» MATERIAL SUPPLIED
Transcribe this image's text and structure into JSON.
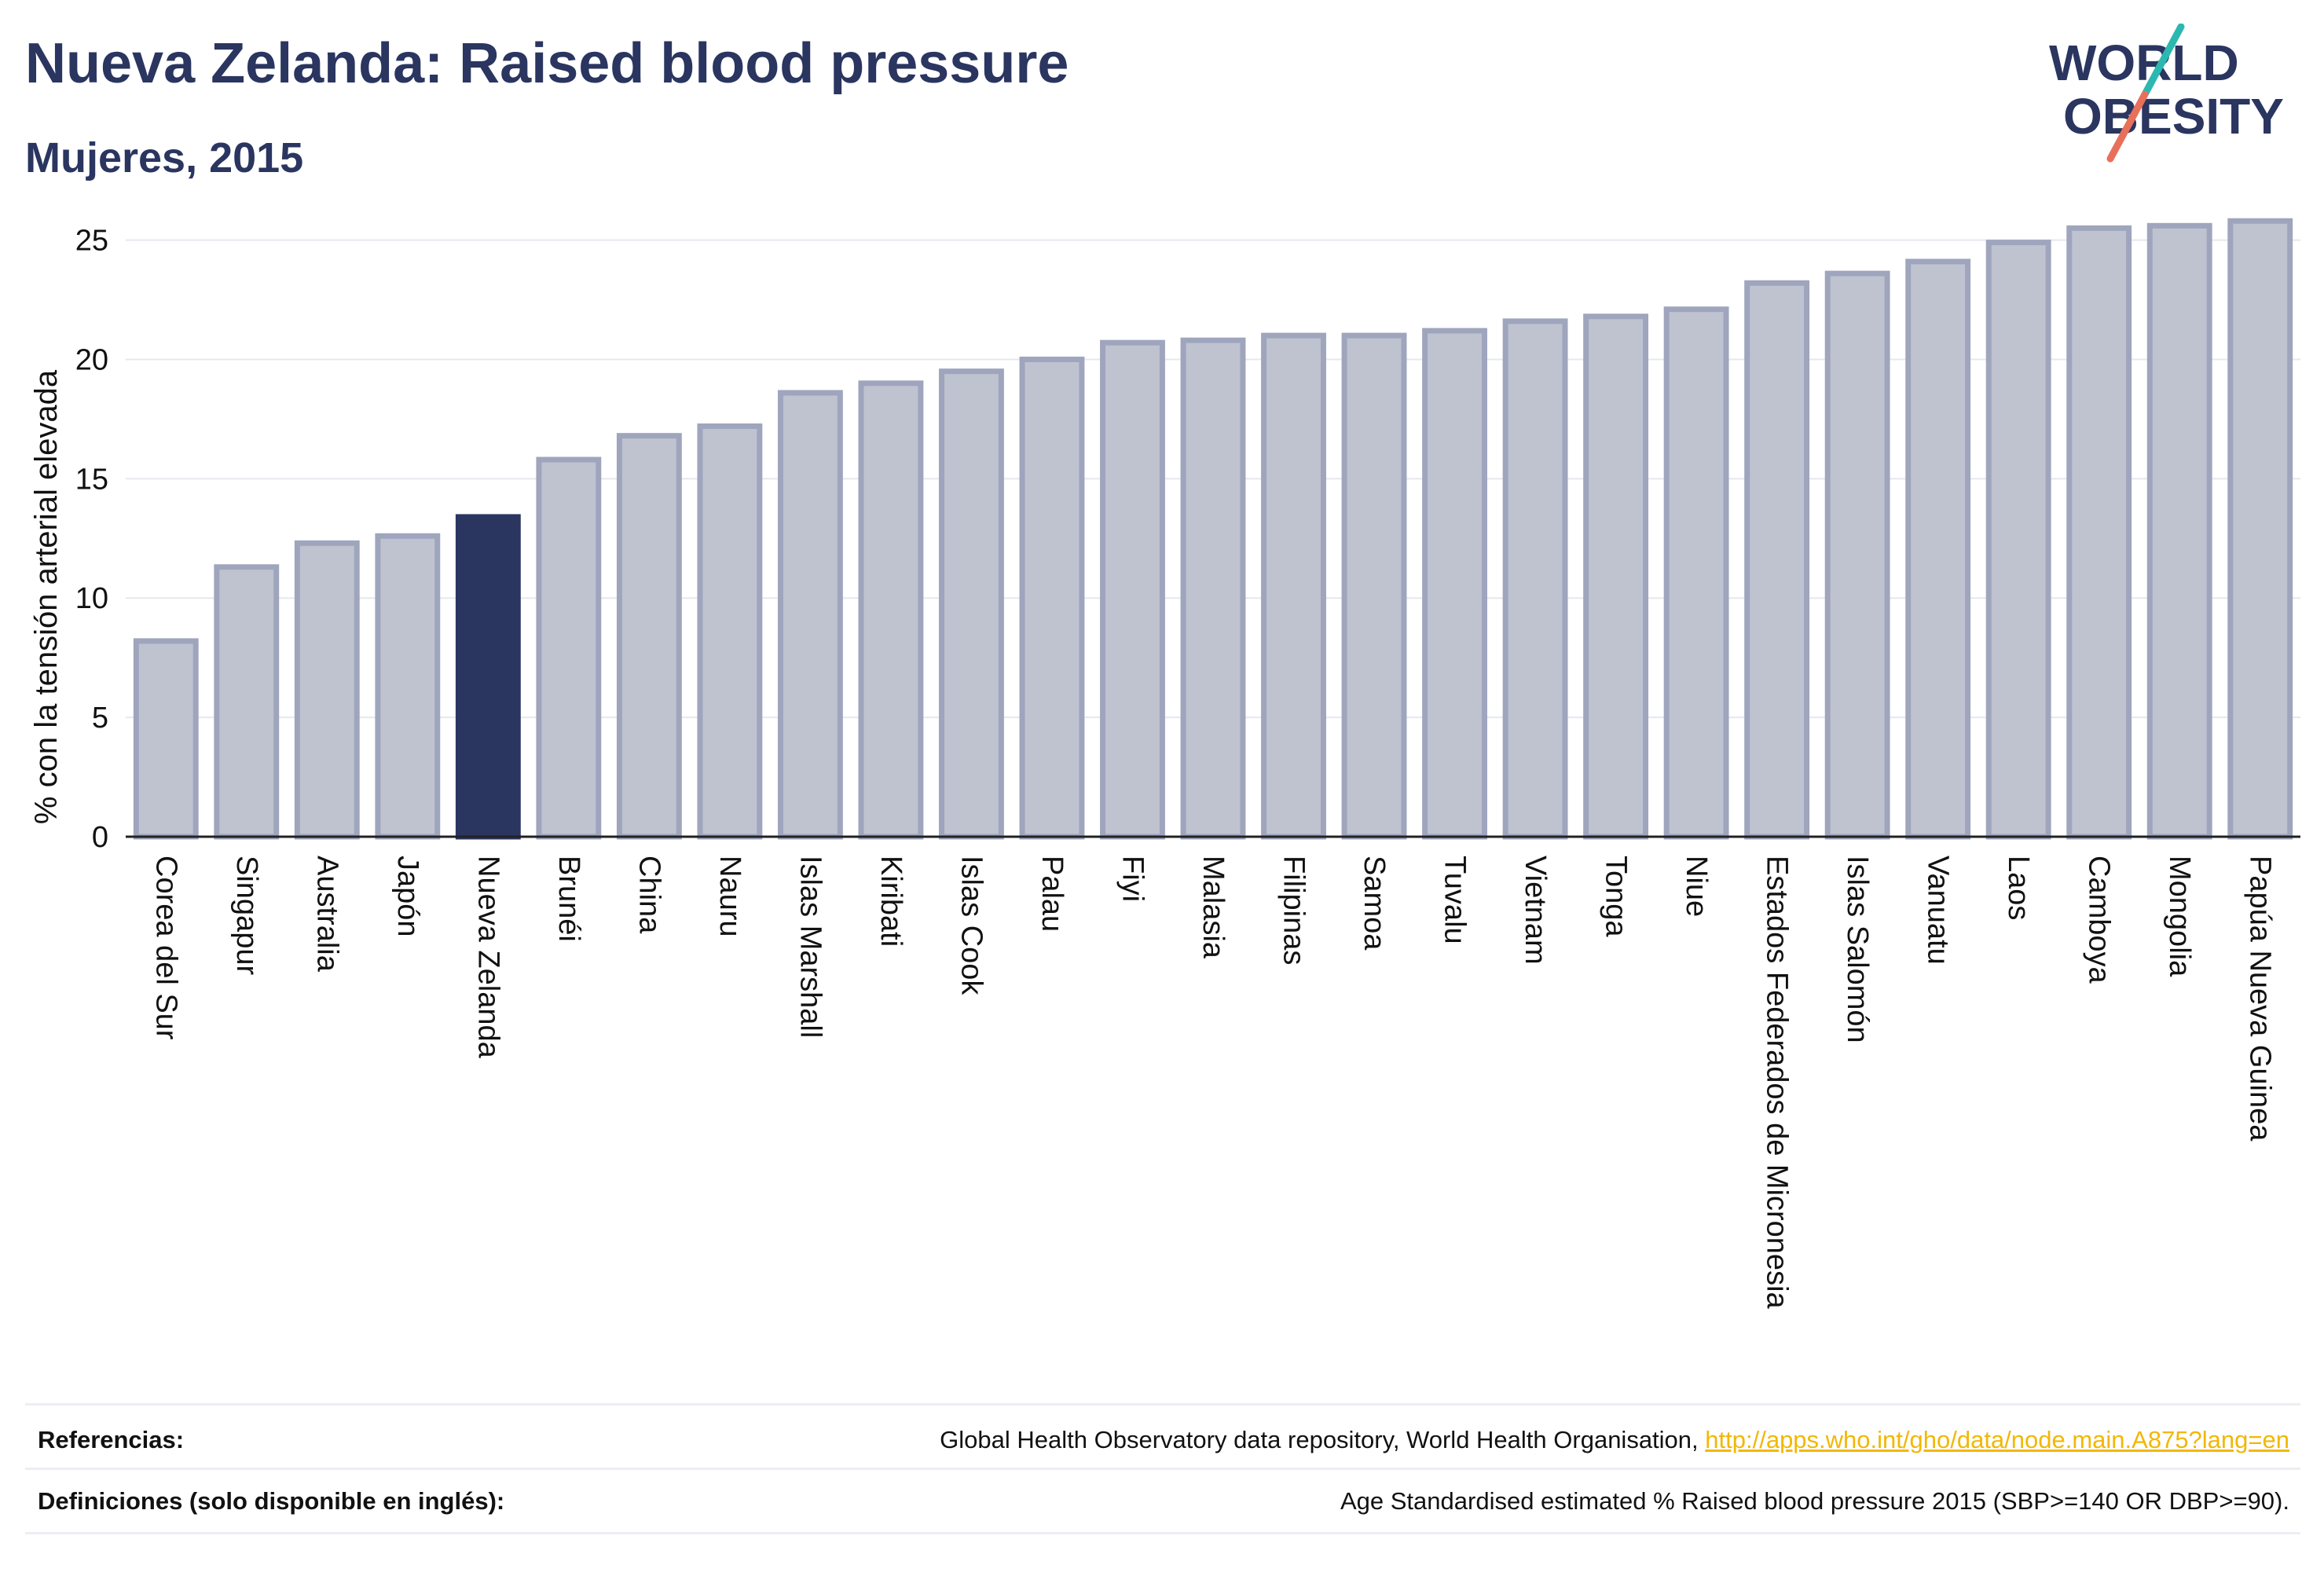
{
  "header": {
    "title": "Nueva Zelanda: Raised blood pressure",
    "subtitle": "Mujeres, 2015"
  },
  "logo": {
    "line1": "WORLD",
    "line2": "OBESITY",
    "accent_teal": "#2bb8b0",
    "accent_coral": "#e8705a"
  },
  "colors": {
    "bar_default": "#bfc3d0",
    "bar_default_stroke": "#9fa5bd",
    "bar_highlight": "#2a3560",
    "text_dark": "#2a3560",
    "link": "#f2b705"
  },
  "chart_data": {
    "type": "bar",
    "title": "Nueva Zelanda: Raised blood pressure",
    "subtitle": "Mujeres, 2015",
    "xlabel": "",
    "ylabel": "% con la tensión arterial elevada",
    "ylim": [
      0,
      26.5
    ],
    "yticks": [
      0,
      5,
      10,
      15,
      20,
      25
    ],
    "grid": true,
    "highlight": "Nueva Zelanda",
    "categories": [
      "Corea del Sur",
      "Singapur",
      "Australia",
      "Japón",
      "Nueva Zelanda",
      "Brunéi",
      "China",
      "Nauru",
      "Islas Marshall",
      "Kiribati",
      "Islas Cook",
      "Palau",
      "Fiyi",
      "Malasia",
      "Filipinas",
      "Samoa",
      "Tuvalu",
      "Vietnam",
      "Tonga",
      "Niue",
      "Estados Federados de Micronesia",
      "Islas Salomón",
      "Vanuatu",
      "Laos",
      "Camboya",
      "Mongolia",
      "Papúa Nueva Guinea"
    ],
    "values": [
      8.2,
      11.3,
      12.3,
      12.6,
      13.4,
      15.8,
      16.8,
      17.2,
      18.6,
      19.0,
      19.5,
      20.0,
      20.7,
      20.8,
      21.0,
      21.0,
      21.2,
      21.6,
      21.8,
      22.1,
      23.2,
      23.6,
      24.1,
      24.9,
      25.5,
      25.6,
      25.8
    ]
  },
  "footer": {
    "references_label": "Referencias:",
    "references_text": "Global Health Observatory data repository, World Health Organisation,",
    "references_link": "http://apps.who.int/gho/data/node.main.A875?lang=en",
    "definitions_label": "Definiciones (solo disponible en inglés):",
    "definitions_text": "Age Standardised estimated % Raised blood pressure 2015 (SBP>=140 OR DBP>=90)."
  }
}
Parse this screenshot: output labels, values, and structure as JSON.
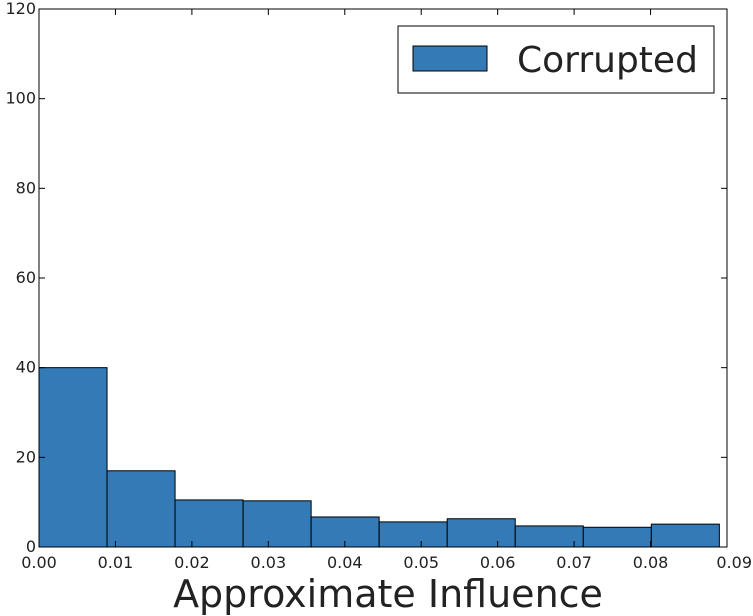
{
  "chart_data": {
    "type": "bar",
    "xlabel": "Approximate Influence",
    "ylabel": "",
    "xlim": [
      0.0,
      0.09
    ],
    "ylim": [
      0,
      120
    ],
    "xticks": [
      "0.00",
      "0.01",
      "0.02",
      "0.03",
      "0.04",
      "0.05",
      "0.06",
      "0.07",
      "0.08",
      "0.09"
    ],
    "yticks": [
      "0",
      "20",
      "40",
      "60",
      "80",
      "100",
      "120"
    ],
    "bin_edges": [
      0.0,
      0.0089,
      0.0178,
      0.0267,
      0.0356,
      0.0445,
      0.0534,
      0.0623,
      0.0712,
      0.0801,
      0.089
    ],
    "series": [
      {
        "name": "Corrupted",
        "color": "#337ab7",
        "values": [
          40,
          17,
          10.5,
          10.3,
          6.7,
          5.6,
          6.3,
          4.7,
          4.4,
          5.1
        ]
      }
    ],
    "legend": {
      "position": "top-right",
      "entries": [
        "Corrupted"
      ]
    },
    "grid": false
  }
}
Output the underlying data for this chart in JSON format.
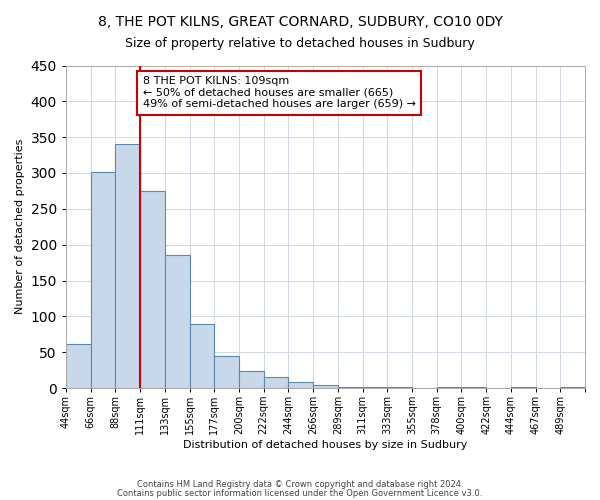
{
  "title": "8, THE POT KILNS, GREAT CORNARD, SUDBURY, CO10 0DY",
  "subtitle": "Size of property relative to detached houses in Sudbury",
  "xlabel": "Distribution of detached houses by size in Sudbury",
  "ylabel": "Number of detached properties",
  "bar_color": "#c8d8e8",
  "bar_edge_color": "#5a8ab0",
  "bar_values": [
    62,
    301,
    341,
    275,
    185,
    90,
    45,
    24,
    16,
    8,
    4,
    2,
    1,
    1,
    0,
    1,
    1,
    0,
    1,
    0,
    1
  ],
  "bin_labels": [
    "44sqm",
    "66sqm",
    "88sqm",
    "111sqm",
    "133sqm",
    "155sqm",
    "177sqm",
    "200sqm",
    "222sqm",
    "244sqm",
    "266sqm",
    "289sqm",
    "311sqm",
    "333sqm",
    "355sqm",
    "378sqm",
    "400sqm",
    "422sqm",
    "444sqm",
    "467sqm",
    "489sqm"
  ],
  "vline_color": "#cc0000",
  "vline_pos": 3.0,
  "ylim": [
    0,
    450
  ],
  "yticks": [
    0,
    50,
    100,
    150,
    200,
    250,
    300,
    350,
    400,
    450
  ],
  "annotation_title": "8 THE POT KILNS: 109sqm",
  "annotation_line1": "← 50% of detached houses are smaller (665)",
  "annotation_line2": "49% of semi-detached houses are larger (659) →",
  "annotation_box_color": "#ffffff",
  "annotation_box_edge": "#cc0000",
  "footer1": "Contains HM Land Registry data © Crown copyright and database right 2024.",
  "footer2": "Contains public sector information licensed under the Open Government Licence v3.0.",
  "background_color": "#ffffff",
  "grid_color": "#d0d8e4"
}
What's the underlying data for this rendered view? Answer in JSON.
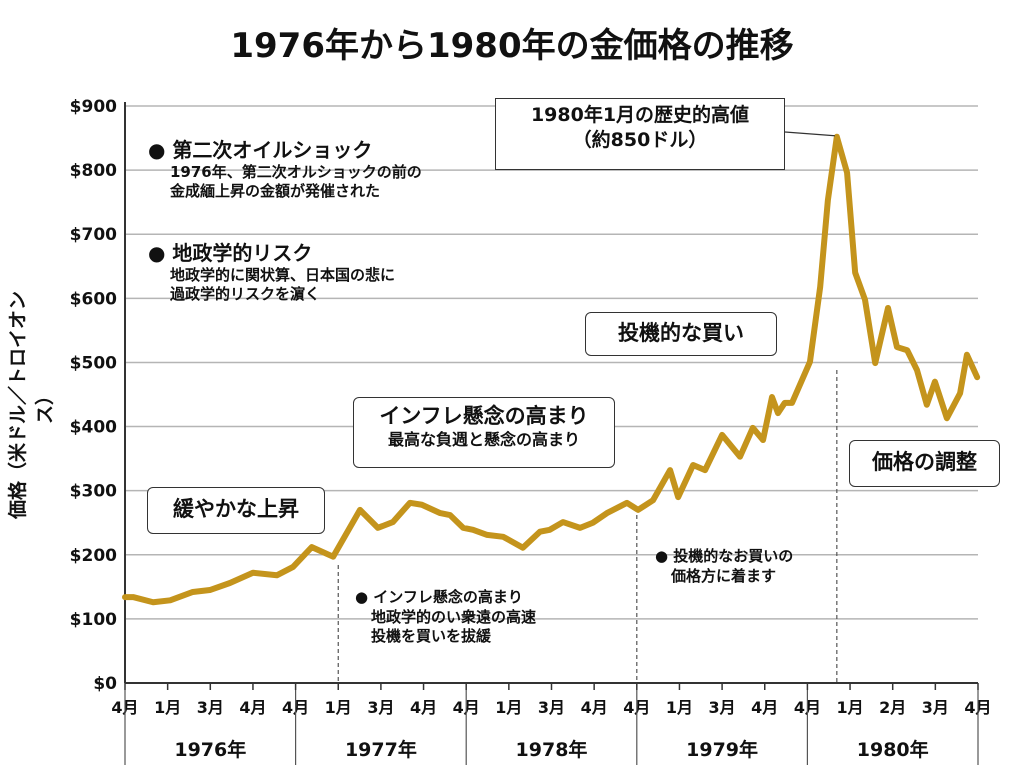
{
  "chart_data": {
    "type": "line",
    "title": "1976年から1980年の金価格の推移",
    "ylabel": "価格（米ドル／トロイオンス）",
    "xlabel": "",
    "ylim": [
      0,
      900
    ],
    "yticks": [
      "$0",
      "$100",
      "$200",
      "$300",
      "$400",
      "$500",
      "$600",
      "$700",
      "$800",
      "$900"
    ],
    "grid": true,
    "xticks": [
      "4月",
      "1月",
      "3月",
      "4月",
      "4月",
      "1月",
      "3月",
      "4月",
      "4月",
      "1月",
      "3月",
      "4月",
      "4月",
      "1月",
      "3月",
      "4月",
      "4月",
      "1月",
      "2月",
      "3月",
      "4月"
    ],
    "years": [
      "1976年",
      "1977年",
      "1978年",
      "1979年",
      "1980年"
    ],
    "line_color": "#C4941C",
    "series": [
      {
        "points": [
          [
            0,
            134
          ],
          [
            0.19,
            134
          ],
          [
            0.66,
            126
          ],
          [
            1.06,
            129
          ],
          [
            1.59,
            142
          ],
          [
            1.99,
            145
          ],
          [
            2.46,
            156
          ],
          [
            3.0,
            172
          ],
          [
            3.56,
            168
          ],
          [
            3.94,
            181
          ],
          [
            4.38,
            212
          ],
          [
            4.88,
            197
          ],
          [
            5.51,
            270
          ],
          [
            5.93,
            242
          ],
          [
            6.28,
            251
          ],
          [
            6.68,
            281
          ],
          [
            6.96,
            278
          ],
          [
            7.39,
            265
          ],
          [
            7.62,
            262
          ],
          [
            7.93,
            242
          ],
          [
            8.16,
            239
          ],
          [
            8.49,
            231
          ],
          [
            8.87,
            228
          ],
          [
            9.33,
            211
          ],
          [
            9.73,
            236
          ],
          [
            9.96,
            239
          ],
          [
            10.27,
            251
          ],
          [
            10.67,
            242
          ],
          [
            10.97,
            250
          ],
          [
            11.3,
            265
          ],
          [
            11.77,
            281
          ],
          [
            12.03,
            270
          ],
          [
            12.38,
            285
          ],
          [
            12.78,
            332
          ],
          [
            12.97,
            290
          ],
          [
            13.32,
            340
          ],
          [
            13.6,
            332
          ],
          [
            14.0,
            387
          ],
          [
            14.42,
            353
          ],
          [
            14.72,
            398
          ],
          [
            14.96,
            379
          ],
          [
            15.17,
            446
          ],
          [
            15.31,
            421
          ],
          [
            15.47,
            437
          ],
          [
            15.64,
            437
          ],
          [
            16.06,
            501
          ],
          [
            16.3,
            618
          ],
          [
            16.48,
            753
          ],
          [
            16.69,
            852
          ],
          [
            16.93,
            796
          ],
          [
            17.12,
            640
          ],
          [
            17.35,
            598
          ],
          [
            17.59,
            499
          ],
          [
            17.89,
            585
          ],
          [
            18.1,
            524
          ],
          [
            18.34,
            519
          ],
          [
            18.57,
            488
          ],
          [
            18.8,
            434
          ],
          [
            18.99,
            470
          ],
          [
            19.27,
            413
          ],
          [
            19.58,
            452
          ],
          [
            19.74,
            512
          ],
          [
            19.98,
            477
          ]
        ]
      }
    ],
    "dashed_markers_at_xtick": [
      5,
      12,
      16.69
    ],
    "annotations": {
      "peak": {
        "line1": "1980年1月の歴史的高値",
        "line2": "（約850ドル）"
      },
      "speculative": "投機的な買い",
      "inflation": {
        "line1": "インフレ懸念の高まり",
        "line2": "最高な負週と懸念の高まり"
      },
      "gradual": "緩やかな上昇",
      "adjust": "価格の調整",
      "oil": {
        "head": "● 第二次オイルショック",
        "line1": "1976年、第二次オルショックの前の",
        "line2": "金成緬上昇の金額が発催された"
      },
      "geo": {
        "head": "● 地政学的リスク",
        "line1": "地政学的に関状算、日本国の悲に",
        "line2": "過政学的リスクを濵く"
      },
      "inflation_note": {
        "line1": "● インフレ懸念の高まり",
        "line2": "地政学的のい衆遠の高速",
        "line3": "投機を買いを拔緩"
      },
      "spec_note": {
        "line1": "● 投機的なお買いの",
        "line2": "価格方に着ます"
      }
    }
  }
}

» AIM
Gather all lines from the listing above in which "インフレ懸念の高まり" occurs.

» SOLUTION TO THIS TASK
        "line1": "インフレ懸念の高まり",
        "line1": "● インフレ懸念の高まり",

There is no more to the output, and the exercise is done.